## [DATA RECORDS]
%%

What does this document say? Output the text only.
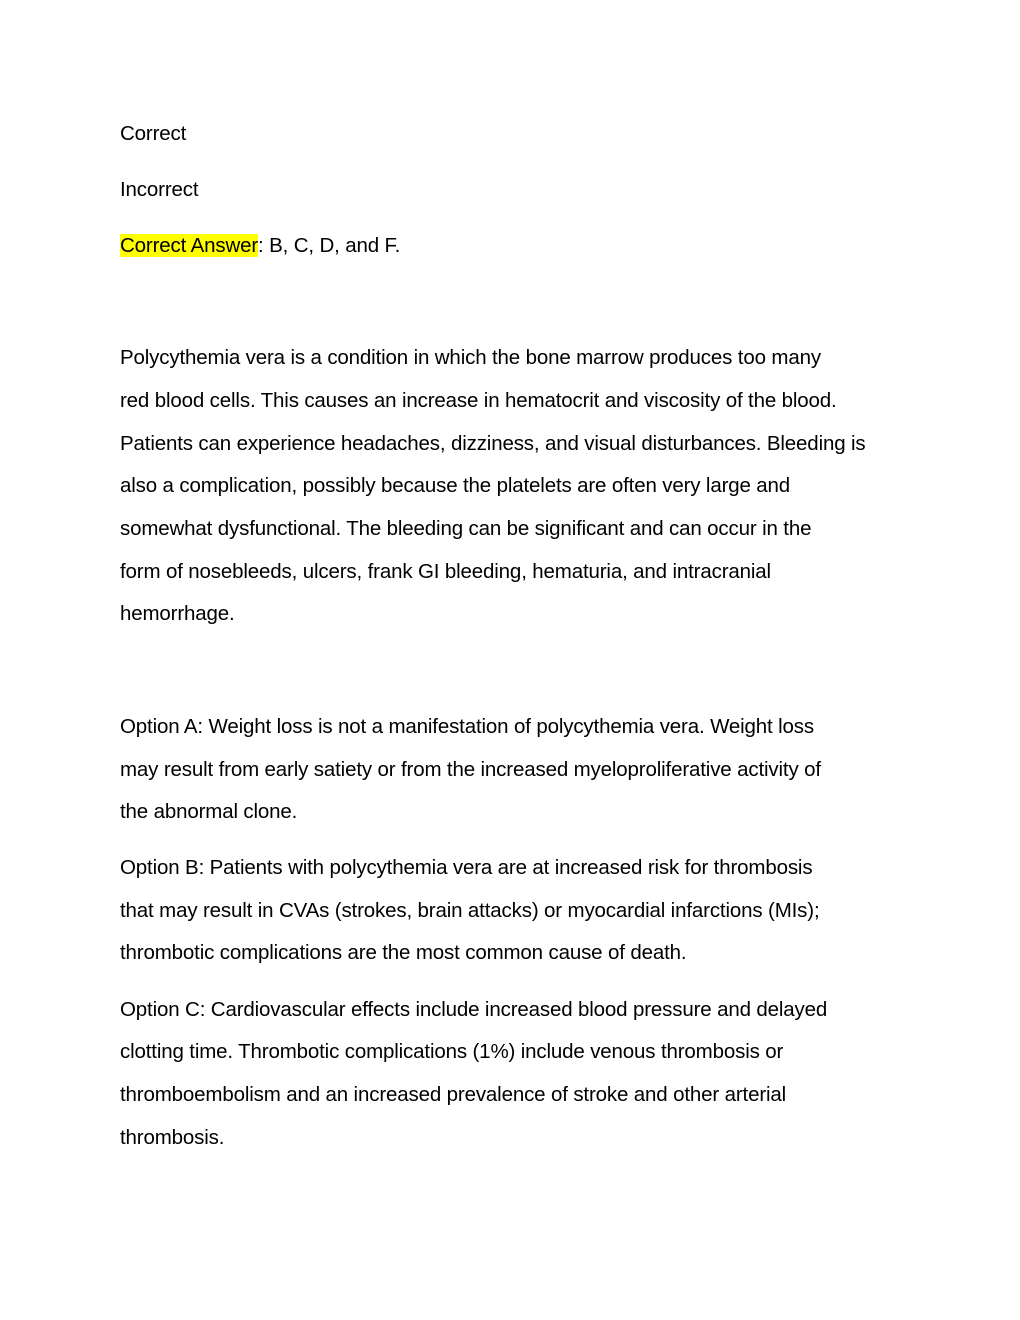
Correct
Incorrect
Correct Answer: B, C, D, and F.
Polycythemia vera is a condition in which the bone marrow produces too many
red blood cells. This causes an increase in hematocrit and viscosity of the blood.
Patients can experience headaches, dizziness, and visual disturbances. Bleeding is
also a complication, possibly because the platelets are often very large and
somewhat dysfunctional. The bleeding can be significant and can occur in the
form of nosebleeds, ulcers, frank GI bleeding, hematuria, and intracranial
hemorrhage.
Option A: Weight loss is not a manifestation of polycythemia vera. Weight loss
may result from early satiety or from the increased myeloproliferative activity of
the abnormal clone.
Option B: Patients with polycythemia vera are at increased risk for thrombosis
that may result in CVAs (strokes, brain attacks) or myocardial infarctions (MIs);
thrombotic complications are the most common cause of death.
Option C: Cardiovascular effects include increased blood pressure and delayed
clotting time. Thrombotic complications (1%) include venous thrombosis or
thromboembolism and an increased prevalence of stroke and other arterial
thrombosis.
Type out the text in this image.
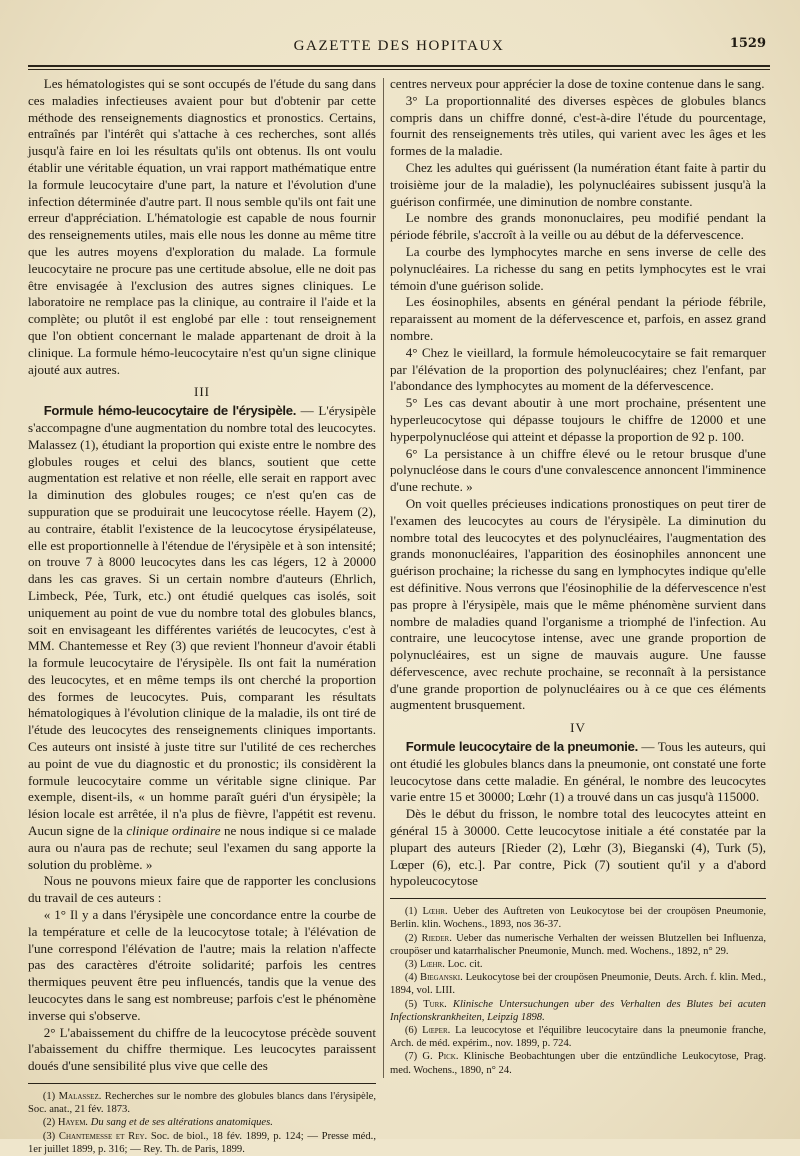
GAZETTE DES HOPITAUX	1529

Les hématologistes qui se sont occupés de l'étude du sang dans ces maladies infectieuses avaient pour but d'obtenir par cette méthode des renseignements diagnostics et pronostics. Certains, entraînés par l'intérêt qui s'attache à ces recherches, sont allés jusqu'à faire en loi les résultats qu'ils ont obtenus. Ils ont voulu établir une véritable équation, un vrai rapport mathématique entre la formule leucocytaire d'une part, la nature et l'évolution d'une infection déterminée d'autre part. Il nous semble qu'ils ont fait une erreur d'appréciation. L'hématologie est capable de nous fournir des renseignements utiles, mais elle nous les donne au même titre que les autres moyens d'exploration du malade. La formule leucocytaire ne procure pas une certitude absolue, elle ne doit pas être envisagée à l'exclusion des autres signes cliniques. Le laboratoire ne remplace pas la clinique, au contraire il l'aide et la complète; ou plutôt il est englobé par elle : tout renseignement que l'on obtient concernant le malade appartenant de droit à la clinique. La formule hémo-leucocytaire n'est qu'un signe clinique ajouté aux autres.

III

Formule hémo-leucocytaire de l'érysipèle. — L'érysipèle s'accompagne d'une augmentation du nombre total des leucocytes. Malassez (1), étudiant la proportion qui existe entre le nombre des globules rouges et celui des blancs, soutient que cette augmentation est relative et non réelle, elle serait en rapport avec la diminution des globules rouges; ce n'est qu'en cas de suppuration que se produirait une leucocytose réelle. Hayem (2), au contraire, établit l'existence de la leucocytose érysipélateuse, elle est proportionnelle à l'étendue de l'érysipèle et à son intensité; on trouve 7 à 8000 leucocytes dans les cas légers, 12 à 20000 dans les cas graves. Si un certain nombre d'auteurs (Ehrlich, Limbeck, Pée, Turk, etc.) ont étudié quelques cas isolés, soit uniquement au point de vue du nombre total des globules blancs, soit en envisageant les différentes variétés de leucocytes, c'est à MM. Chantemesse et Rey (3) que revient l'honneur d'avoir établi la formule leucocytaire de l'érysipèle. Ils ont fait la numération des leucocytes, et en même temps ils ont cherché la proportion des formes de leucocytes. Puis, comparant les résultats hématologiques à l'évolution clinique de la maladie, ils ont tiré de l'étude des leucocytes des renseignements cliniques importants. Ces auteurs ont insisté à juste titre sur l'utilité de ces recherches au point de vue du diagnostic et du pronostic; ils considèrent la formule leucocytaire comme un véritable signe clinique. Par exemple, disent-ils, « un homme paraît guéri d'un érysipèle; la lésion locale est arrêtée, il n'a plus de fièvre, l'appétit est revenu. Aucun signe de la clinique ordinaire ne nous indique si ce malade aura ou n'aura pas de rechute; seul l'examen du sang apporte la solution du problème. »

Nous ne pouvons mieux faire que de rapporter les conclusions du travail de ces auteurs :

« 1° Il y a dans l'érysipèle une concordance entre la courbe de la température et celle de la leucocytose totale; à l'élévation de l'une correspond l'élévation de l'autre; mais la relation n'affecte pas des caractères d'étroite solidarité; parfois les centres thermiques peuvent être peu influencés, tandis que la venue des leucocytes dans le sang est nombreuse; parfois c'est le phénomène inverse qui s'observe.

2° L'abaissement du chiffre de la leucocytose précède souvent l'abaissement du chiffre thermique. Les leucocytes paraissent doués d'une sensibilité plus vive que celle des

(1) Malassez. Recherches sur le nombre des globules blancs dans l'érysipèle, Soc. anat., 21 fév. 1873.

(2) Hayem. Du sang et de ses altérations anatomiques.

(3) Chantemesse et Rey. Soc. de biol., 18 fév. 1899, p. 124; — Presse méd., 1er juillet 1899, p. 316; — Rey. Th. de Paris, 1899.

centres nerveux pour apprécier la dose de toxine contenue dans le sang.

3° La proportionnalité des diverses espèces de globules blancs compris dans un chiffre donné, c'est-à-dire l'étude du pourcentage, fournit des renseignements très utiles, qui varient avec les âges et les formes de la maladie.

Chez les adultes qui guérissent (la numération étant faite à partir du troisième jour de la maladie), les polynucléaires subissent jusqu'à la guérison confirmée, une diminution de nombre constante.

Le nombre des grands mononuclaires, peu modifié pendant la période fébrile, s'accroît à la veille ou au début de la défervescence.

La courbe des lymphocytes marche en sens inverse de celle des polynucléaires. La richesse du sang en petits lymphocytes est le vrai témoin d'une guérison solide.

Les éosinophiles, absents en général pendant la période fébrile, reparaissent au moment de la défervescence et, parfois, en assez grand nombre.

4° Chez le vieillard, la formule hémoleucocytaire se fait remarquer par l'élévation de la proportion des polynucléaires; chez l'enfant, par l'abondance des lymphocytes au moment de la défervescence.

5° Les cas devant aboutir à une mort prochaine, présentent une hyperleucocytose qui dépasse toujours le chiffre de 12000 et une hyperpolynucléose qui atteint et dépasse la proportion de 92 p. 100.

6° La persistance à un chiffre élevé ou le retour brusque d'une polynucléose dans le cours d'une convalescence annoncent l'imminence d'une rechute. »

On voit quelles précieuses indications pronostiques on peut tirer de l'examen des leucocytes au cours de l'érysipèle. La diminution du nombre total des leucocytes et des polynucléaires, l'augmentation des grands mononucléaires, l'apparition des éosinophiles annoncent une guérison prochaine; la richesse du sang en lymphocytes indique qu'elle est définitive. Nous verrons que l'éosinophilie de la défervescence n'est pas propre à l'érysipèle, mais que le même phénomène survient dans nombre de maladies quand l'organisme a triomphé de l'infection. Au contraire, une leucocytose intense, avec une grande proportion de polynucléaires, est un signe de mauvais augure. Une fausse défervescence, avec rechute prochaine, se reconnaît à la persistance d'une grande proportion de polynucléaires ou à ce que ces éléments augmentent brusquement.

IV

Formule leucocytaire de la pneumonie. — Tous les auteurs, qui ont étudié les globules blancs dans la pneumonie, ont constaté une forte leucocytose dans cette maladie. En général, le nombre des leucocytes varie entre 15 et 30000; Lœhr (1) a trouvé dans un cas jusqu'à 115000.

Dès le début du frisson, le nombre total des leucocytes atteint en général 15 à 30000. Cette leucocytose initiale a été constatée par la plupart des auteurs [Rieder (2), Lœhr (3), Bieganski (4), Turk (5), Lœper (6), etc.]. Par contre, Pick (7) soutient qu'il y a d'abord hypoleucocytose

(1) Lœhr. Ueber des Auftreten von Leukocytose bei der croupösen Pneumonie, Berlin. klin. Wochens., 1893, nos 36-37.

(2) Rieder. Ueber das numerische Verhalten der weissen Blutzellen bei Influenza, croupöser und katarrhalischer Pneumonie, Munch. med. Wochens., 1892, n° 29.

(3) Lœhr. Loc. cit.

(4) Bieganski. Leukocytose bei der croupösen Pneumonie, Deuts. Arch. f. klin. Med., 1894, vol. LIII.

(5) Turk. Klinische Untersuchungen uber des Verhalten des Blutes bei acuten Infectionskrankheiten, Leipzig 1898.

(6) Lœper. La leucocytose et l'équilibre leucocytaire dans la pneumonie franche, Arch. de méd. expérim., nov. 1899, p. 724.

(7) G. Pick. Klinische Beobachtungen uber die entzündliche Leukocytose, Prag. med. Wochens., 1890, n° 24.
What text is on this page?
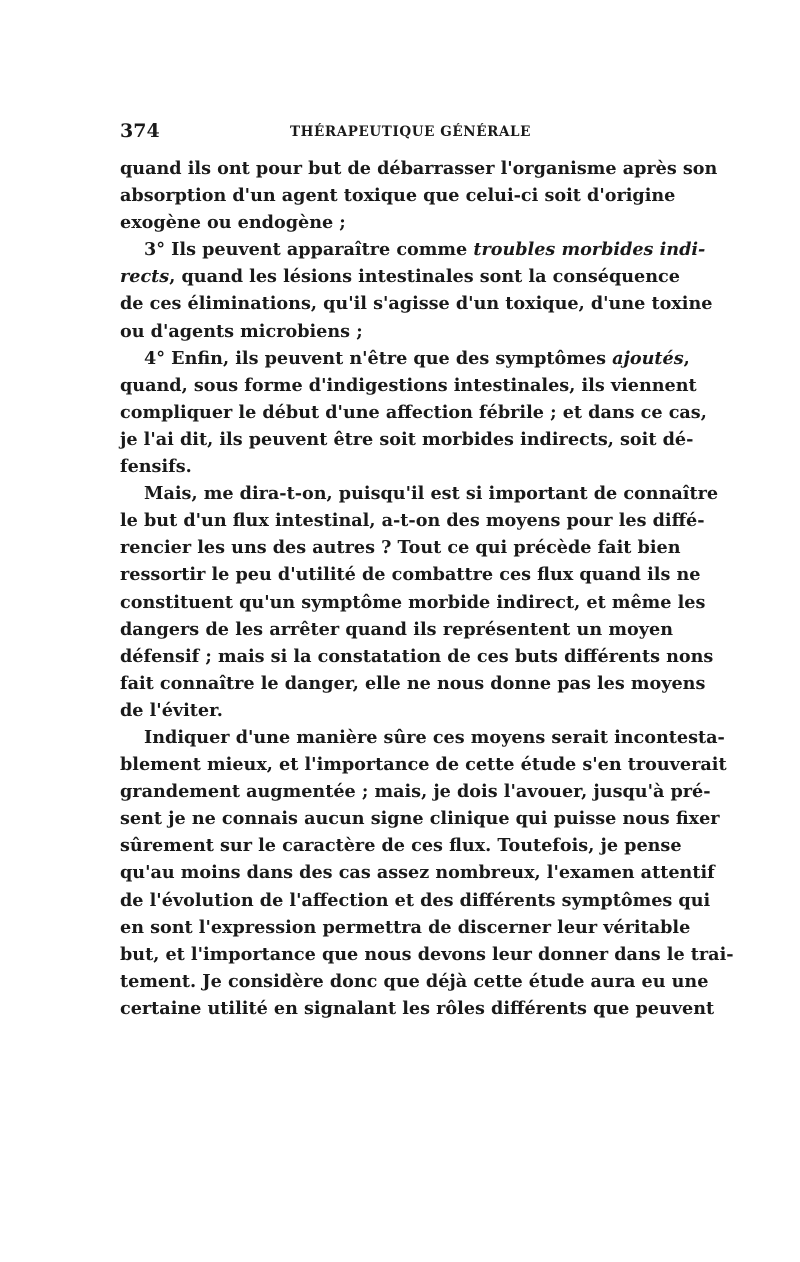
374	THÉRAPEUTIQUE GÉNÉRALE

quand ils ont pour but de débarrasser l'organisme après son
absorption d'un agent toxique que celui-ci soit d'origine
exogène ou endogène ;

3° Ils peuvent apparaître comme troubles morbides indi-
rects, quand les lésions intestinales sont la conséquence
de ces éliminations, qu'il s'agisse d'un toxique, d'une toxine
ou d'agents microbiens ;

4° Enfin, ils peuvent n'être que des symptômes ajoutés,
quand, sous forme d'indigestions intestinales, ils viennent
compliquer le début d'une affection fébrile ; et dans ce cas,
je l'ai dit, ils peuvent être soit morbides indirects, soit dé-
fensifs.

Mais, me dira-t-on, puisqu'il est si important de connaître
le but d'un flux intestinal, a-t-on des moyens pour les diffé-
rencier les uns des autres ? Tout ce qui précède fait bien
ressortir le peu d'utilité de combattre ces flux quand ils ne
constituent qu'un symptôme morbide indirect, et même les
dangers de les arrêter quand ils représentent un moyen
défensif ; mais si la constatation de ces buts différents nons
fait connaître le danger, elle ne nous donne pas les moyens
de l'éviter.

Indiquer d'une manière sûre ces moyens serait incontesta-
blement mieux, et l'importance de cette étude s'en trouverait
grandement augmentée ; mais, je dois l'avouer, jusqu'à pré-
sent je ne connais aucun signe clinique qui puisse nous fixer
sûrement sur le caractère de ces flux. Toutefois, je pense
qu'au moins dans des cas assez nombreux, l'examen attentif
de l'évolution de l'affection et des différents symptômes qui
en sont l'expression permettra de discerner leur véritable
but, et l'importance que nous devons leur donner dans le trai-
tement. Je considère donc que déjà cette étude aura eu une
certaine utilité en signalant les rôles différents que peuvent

%%

## [PROBLEM DETAILS]
Nothing but a number is wanted here: how many lines of the material contain the string "toxique".

## [THE COMPLETED TASK]
2